*** Records for the exercise
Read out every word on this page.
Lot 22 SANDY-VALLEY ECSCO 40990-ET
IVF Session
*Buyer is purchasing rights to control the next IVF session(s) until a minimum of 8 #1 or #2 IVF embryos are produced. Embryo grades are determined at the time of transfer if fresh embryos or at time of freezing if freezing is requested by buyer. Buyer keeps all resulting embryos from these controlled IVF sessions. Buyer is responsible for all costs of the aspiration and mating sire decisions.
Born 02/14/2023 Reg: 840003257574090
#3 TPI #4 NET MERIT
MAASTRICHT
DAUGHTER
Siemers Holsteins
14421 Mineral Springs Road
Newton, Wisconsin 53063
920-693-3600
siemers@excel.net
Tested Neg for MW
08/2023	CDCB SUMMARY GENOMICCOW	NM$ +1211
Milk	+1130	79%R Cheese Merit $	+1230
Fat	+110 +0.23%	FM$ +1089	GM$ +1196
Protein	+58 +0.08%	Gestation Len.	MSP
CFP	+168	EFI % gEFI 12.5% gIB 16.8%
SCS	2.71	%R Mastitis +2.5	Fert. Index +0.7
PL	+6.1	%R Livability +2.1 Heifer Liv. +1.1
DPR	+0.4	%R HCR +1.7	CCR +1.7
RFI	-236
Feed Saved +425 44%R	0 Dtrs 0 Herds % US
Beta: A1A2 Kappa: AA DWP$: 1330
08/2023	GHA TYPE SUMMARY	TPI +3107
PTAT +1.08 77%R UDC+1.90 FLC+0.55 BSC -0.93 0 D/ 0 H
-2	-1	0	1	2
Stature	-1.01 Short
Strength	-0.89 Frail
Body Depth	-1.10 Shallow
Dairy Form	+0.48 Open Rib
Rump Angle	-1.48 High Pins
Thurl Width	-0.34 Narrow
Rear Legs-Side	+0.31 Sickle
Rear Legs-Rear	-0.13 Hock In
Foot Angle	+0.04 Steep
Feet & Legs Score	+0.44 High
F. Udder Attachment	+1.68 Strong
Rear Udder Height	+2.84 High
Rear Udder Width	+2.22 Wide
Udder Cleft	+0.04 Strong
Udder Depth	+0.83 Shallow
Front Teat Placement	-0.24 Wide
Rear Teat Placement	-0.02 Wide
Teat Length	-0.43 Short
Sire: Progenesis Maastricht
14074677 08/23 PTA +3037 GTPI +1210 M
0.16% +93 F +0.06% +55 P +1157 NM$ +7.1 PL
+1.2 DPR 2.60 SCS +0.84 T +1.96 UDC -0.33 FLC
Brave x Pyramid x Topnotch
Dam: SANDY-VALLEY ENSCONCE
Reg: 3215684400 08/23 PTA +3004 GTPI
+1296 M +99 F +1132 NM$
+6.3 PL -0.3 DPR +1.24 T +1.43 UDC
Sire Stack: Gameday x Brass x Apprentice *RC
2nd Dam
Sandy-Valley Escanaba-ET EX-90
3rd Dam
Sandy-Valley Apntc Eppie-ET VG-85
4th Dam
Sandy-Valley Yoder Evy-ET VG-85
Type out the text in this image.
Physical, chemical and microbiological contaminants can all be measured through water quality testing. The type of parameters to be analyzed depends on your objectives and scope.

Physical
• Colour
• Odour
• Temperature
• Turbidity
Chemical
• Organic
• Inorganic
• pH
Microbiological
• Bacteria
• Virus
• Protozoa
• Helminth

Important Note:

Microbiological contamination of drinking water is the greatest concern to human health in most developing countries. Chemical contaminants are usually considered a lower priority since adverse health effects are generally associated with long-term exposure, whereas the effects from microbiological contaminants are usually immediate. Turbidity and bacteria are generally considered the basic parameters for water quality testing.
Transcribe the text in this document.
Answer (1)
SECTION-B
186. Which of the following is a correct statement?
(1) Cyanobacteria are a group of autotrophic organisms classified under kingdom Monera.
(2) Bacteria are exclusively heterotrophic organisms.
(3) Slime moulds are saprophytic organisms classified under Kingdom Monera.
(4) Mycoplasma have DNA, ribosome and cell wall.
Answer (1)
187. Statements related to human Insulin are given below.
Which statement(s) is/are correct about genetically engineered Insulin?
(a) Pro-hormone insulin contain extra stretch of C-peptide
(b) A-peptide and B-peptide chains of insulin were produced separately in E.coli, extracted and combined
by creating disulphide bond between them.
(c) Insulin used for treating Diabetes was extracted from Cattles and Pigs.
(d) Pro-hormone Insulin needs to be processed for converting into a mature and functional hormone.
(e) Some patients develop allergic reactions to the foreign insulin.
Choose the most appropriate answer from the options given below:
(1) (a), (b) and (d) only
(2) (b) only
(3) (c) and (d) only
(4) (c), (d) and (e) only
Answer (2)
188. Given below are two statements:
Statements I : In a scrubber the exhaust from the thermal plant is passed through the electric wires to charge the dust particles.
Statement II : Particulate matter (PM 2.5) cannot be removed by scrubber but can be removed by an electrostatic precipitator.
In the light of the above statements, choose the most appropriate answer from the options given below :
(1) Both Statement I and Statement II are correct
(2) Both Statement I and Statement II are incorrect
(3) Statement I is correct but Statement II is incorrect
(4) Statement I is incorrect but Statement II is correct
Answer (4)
******
Problem description -
If a line in the records has the word "Depth", copy that line.

Written solution -
Body Depth	-1.10 Shallow
Udder Depth	+0.83 Shallow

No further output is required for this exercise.